JOB - Your task is to reproduce the entries below word for word.

━━━━━ EXERCISE INPUTS

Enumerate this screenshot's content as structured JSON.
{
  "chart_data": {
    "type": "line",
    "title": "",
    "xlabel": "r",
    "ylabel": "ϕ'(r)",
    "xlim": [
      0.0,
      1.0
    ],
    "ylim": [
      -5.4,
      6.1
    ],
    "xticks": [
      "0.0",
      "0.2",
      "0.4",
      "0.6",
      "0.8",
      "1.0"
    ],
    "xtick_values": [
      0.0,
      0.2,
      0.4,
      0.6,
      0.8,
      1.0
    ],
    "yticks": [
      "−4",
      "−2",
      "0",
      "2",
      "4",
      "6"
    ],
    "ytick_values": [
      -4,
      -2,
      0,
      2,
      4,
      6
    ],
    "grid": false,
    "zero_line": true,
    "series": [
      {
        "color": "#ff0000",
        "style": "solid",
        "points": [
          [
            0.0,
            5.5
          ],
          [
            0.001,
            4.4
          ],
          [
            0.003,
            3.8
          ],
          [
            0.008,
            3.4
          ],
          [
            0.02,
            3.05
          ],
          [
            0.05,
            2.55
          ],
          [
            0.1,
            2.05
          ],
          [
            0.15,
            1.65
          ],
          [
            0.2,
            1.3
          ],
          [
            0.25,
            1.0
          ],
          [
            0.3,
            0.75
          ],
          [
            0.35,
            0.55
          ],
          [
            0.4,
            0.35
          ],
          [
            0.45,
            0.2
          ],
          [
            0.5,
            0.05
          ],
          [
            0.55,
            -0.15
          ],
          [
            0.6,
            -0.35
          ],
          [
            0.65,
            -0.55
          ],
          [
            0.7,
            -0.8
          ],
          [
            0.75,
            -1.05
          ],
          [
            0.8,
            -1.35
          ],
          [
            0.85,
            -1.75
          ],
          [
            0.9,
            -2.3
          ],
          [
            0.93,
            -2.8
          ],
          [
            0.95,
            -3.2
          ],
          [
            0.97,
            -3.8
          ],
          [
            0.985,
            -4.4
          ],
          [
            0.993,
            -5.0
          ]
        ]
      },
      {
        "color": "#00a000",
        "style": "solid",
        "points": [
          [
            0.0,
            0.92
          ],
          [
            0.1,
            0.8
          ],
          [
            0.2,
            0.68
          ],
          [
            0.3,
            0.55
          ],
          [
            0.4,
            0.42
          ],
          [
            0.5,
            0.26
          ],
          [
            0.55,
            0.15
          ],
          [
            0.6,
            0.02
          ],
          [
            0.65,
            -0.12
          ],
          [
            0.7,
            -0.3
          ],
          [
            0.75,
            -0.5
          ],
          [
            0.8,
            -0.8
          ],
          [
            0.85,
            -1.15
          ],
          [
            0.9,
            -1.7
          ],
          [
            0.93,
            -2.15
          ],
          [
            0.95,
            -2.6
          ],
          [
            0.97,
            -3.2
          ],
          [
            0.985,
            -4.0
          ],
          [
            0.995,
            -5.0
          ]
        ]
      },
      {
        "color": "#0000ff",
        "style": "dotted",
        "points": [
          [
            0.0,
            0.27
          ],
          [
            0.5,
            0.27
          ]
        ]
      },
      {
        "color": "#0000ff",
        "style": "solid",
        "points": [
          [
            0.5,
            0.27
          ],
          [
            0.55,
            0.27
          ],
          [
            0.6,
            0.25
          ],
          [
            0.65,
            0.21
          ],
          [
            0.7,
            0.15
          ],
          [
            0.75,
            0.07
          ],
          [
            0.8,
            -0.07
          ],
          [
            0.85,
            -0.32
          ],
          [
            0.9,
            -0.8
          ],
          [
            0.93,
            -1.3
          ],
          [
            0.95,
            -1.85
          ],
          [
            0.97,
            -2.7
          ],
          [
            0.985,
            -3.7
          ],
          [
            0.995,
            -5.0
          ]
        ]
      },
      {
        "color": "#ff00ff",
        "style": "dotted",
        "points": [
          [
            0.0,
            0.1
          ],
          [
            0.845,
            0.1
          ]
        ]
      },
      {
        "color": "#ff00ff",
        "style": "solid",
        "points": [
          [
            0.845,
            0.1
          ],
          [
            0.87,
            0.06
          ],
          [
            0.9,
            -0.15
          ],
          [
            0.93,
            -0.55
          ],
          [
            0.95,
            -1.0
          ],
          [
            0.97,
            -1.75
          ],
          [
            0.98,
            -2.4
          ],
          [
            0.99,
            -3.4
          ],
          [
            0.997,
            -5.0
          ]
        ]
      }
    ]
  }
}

━━━━━━━━━━

EXERCISE OUTPUT -
Enumerate this screenshot's content as structured JSON.
{
  "chart_data": {
    "type": "line",
    "title": "",
    "xlabel": "r",
    "ylabel": "ϕ'(r)",
    "xlim": [
      0.0,
      1.0
    ],
    "ylim": [
      -5.4,
      6.1
    ],
    "xticks": [
      "0.0",
      "0.2",
      "0.4",
      "0.6",
      "0.8",
      "1.0"
    ],
    "xtick_values": [
      0.0,
      0.2,
      0.4,
      0.6,
      0.8,
      1.0
    ],
    "yticks": [
      "−4",
      "−2",
      "0",
      "2",
      "4",
      "6"
    ],
    "ytick_values": [
      -4,
      -2,
      0,
      2,
      4,
      6
    ],
    "grid": false,
    "zero_line": true,
    "series": [
      {
        "color": "#ff0000",
        "style": "solid",
        "points": [
          [
            0.0,
            5.5
          ],
          [
            0.001,
            4.4
          ],
          [
            0.003,
            3.8
          ],
          [
            0.008,
            3.4
          ],
          [
            0.02,
            3.05
          ],
          [
            0.05,
            2.55
          ],
          [
            0.1,
            2.05
          ],
          [
            0.15,
            1.65
          ],
          [
            0.2,
            1.3
          ],
          [
            0.25,
            1.0
          ],
          [
            0.3,
            0.75
          ],
          [
            0.35,
            0.55
          ],
          [
            0.4,
            0.35
          ],
          [
            0.45,
            0.2
          ],
          [
            0.5,
            0.05
          ],
          [
            0.55,
            -0.15
          ],
          [
            0.6,
            -0.35
          ],
          [
            0.65,
            -0.55
          ],
          [
            0.7,
            -0.8
          ],
          [
            0.75,
            -1.05
          ],
          [
            0.8,
            -1.35
          ],
          [
            0.85,
            -1.75
          ],
          [
            0.9,
            -2.3
          ],
          [
            0.93,
            -2.8
          ],
          [
            0.95,
            -3.2
          ],
          [
            0.97,
            -3.8
          ],
          [
            0.985,
            -4.4
          ],
          [
            0.993,
            -5.0
          ]
        ]
      },
      {
        "color": "#00a000",
        "style": "solid",
        "points": [
          [
            0.0,
            0.92
          ],
          [
            0.1,
            0.8
          ],
          [
            0.2,
            0.68
          ],
          [
            0.3,
            0.55
          ],
          [
            0.4,
            0.42
          ],
          [
            0.5,
            0.26
          ],
          [
            0.55,
            0.15
          ],
          [
            0.6,
            0.02
          ],
          [
            0.65,
            -0.12
          ],
          [
            0.7,
            -0.3
          ],
          [
            0.75,
            -0.5
          ],
          [
            0.8,
            -0.8
          ],
          [
            0.85,
            -1.15
          ],
          [
            0.9,
            -1.7
          ],
          [
            0.93,
            -2.15
          ],
          [
            0.95,
            -2.6
          ],
          [
            0.97,
            -3.2
          ],
          [
            0.985,
            -4.0
          ],
          [
            0.995,
            -5.0
          ]
        ]
      },
      {
        "color": "#0000ff",
        "style": "dotted",
        "points": [
          [
            0.0,
            0.27
          ],
          [
            0.5,
            0.27
          ]
        ]
      },
      {
        "color": "#0000ff",
        "style": "solid",
        "points": [
          [
            0.5,
            0.27
          ],
          [
            0.55,
            0.27
          ],
          [
            0.6,
            0.25
          ],
          [
            0.65,
            0.21
          ],
          [
            0.7,
            0.15
          ],
          [
            0.75,
            0.07
          ],
          [
            0.8,
            -0.07
          ],
          [
            0.85,
            -0.32
          ],
          [
            0.9,
            -0.8
          ],
          [
            0.93,
            -1.3
          ],
          [
            0.95,
            -1.85
          ],
          [
            0.97,
            -2.7
          ],
          [
            0.985,
            -3.7
          ],
          [
            0.995,
            -5.0
          ]
        ]
      },
      {
        "color": "#ff00ff",
        "style": "dotted",
        "points": [
          [
            0.0,
            0.1
          ],
          [
            0.845,
            0.1
          ]
        ]
      },
      {
        "color": "#ff00ff",
        "style": "solid",
        "points": [
          [
            0.845,
            0.1
          ],
          [
            0.87,
            0.06
          ],
          [
            0.9,
            -0.15
          ],
          [
            0.93,
            -0.55
          ],
          [
            0.95,
            -1.0
          ],
          [
            0.97,
            -1.75
          ],
          [
            0.98,
            -2.4
          ],
          [
            0.99,
            -3.4
          ],
          [
            0.997,
            -5.0
          ]
        ]
      }
    ]
  }
}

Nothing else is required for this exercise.